____ Data provided

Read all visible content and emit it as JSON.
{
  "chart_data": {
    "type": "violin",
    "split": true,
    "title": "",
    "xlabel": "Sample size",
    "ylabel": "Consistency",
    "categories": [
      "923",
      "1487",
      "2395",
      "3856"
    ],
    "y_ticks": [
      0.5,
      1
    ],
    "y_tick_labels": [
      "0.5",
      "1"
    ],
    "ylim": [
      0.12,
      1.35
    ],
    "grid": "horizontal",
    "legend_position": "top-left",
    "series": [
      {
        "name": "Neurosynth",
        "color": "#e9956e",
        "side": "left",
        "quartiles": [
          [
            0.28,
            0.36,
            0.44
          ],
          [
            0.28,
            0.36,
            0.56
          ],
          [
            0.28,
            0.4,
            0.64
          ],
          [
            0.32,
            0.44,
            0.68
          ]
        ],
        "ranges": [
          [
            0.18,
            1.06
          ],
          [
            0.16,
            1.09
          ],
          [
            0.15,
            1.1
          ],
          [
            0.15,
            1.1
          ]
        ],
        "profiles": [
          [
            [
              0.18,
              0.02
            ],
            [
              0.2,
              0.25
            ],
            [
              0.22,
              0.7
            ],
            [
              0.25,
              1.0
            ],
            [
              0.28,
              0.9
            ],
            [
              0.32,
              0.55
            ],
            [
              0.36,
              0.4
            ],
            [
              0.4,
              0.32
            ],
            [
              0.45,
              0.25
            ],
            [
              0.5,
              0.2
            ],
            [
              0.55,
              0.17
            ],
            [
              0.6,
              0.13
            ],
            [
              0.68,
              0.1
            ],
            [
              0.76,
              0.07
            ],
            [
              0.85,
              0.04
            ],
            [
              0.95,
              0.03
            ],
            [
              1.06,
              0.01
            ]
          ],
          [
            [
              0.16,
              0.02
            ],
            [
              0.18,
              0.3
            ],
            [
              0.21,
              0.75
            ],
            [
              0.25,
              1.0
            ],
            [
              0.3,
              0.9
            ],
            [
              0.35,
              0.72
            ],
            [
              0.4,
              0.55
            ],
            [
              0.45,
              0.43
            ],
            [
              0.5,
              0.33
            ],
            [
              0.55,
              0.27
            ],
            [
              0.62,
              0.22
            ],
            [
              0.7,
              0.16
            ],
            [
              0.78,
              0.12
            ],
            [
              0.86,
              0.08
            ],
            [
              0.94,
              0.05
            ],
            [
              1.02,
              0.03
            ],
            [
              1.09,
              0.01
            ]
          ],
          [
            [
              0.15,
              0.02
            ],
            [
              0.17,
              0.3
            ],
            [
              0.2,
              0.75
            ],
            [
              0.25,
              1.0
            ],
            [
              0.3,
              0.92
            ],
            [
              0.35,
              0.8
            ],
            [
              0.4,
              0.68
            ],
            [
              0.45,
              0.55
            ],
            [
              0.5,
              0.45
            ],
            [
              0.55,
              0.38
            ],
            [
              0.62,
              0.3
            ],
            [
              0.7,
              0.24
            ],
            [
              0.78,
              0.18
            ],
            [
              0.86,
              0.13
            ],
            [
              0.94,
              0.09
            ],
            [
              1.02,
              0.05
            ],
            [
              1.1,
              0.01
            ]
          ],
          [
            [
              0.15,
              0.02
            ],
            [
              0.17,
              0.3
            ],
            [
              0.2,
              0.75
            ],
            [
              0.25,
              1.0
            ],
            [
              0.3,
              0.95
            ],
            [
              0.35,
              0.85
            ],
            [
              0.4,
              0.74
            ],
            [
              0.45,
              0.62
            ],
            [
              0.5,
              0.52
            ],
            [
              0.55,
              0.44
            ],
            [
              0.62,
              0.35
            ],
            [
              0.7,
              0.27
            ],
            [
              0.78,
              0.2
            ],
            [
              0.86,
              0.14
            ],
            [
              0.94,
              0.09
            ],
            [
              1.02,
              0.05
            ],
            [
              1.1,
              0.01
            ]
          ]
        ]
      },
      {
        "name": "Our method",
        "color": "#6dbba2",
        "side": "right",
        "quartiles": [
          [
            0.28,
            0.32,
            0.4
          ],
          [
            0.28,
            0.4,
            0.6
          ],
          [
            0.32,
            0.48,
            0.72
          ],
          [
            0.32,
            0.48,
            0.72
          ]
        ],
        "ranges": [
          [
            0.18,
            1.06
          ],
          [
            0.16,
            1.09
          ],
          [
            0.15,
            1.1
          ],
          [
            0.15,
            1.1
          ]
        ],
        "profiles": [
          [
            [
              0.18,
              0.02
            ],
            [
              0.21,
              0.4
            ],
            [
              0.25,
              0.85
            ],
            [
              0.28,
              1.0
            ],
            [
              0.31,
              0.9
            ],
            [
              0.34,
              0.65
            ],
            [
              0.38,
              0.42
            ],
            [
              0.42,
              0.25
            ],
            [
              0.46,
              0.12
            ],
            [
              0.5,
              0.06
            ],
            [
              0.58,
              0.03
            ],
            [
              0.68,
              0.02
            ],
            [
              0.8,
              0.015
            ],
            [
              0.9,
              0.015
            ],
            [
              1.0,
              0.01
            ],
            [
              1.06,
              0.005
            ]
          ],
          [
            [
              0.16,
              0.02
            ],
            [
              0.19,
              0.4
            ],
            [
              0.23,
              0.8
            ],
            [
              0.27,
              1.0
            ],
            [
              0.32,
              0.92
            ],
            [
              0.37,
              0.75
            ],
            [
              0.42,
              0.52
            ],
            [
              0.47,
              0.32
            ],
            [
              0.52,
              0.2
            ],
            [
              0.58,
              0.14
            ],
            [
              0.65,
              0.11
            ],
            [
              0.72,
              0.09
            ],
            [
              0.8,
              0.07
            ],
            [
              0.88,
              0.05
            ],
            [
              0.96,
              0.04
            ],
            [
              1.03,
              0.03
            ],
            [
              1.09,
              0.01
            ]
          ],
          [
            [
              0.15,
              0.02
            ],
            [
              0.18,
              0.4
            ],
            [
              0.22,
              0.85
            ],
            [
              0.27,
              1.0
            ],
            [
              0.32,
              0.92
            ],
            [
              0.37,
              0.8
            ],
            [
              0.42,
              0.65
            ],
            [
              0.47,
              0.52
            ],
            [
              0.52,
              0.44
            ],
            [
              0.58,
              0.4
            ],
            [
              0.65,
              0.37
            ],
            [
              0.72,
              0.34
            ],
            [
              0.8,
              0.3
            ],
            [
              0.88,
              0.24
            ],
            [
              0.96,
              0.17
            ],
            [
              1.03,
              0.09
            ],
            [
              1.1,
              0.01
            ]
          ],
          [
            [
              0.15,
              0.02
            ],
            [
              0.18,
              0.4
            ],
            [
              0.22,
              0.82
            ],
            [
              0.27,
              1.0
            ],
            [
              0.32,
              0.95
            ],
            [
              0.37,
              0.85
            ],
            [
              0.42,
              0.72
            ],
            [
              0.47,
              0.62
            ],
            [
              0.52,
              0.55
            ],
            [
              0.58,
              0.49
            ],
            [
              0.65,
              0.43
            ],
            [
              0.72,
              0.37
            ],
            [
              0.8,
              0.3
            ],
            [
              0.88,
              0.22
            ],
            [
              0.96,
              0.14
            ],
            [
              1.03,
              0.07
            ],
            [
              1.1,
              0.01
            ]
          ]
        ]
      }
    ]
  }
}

________

Reproduce the complete data exactly as presented above.

* _Final result_
Read all visible content and emit it as JSON.
{
  "chart_data": {
    "type": "violin",
    "split": true,
    "title": "",
    "xlabel": "Sample size",
    "ylabel": "Consistency",
    "categories": [
      "923",
      "1487",
      "2395",
      "3856"
    ],
    "y_ticks": [
      0.5,
      1
    ],
    "y_tick_labels": [
      "0.5",
      "1"
    ],
    "ylim": [
      0.12,
      1.35
    ],
    "grid": "horizontal",
    "legend_position": "top-left",
    "series": [
      {
        "name": "Neurosynth",
        "color": "#e9956e",
        "side": "left",
        "quartiles": [
          [
            0.28,
            0.36,
            0.44
          ],
          [
            0.28,
            0.36,
            0.56
          ],
          [
            0.28,
            0.4,
            0.64
          ],
          [
            0.32,
            0.44,
            0.68
          ]
        ],
        "ranges": [
          [
            0.18,
            1.06
          ],
          [
            0.16,
            1.09
          ],
          [
            0.15,
            1.1
          ],
          [
            0.15,
            1.1
          ]
        ],
        "profiles": [
          [
            [
              0.18,
              0.02
            ],
            [
              0.2,
              0.25
            ],
            [
              0.22,
              0.7
            ],
            [
              0.25,
              1.0
            ],
            [
              0.28,
              0.9
            ],
            [
              0.32,
              0.55
            ],
            [
              0.36,
              0.4
            ],
            [
              0.4,
              0.32
            ],
            [
              0.45,
              0.25
            ],
            [
              0.5,
              0.2
            ],
            [
              0.55,
              0.17
            ],
            [
              0.6,
              0.13
            ],
            [
              0.68,
              0.1
            ],
            [
              0.76,
              0.07
            ],
            [
              0.85,
              0.04
            ],
            [
              0.95,
              0.03
            ],
            [
              1.06,
              0.01
            ]
          ],
          [
            [
              0.16,
              0.02
            ],
            [
              0.18,
              0.3
            ],
            [
              0.21,
              0.75
            ],
            [
              0.25,
              1.0
            ],
            [
              0.3,
              0.9
            ],
            [
              0.35,
              0.72
            ],
            [
              0.4,
              0.55
            ],
            [
              0.45,
              0.43
            ],
            [
              0.5,
              0.33
            ],
            [
              0.55,
              0.27
            ],
            [
              0.62,
              0.22
            ],
            [
              0.7,
              0.16
            ],
            [
              0.78,
              0.12
            ],
            [
              0.86,
              0.08
            ],
            [
              0.94,
              0.05
            ],
            [
              1.02,
              0.03
            ],
            [
              1.09,
              0.01
            ]
          ],
          [
            [
              0.15,
              0.02
            ],
            [
              0.17,
              0.3
            ],
            [
              0.2,
              0.75
            ],
            [
              0.25,
              1.0
            ],
            [
              0.3,
              0.92
            ],
            [
              0.35,
              0.8
            ],
            [
              0.4,
              0.68
            ],
            [
              0.45,
              0.55
            ],
            [
              0.5,
              0.45
            ],
            [
              0.55,
              0.38
            ],
            [
              0.62,
              0.3
            ],
            [
              0.7,
              0.24
            ],
            [
              0.78,
              0.18
            ],
            [
              0.86,
              0.13
            ],
            [
              0.94,
              0.09
            ],
            [
              1.02,
              0.05
            ],
            [
              1.1,
              0.01
            ]
          ],
          [
            [
              0.15,
              0.02
            ],
            [
              0.17,
              0.3
            ],
            [
              0.2,
              0.75
            ],
            [
              0.25,
              1.0
            ],
            [
              0.3,
              0.95
            ],
            [
              0.35,
              0.85
            ],
            [
              0.4,
              0.74
            ],
            [
              0.45,
              0.62
            ],
            [
              0.5,
              0.52
            ],
            [
              0.55,
              0.44
            ],
            [
              0.62,
              0.35
            ],
            [
              0.7,
              0.27
            ],
            [
              0.78,
              0.2
            ],
            [
              0.86,
              0.14
            ],
            [
              0.94,
              0.09
            ],
            [
              1.02,
              0.05
            ],
            [
              1.1,
              0.01
            ]
          ]
        ]
      },
      {
        "name": "Our method",
        "color": "#6dbba2",
        "side": "right",
        "quartiles": [
          [
            0.28,
            0.32,
            0.4
          ],
          [
            0.28,
            0.4,
            0.6
          ],
          [
            0.32,
            0.48,
            0.72
          ],
          [
            0.32,
            0.48,
            0.72
          ]
        ],
        "ranges": [
          [
            0.18,
            1.06
          ],
          [
            0.16,
            1.09
          ],
          [
            0.15,
            1.1
          ],
          [
            0.15,
            1.1
          ]
        ],
        "profiles": [
          [
            [
              0.18,
              0.02
            ],
            [
              0.21,
              0.4
            ],
            [
              0.25,
              0.85
            ],
            [
              0.28,
              1.0
            ],
            [
              0.31,
              0.9
            ],
            [
              0.34,
              0.65
            ],
            [
              0.38,
              0.42
            ],
            [
              0.42,
              0.25
            ],
            [
              0.46,
              0.12
            ],
            [
              0.5,
              0.06
            ],
            [
              0.58,
              0.03
            ],
            [
              0.68,
              0.02
            ],
            [
              0.8,
              0.015
            ],
            [
              0.9,
              0.015
            ],
            [
              1.0,
              0.01
            ],
            [
              1.06,
              0.005
            ]
          ],
          [
            [
              0.16,
              0.02
            ],
            [
              0.19,
              0.4
            ],
            [
              0.23,
              0.8
            ],
            [
              0.27,
              1.0
            ],
            [
              0.32,
              0.92
            ],
            [
              0.37,
              0.75
            ],
            [
              0.42,
              0.52
            ],
            [
              0.47,
              0.32
            ],
            [
              0.52,
              0.2
            ],
            [
              0.58,
              0.14
            ],
            [
              0.65,
              0.11
            ],
            [
              0.72,
              0.09
            ],
            [
              0.8,
              0.07
            ],
            [
              0.88,
              0.05
            ],
            [
              0.96,
              0.04
            ],
            [
              1.03,
              0.03
            ],
            [
              1.09,
              0.01
            ]
          ],
          [
            [
              0.15,
              0.02
            ],
            [
              0.18,
              0.4
            ],
            [
              0.22,
              0.85
            ],
            [
              0.27,
              1.0
            ],
            [
              0.32,
              0.92
            ],
            [
              0.37,
              0.8
            ],
            [
              0.42,
              0.65
            ],
            [
              0.47,
              0.52
            ],
            [
              0.52,
              0.44
            ],
            [
              0.58,
              0.4
            ],
            [
              0.65,
              0.37
            ],
            [
              0.72,
              0.34
            ],
            [
              0.8,
              0.3
            ],
            [
              0.88,
              0.24
            ],
            [
              0.96,
              0.17
            ],
            [
              1.03,
              0.09
            ],
            [
              1.1,
              0.01
            ]
          ],
          [
            [
              0.15,
              0.02
            ],
            [
              0.18,
              0.4
            ],
            [
              0.22,
              0.82
            ],
            [
              0.27,
              1.0
            ],
            [
              0.32,
              0.95
            ],
            [
              0.37,
              0.85
            ],
            [
              0.42,
              0.72
            ],
            [
              0.47,
              0.62
            ],
            [
              0.52,
              0.55
            ],
            [
              0.58,
              0.49
            ],
            [
              0.65,
              0.43
            ],
            [
              0.72,
              0.37
            ],
            [
              0.8,
              0.3
            ],
            [
              0.88,
              0.22
            ],
            [
              0.96,
              0.14
            ],
            [
              1.03,
              0.07
            ],
            [
              1.1,
              0.01
            ]
          ]
        ]
      }
    ]
  }
}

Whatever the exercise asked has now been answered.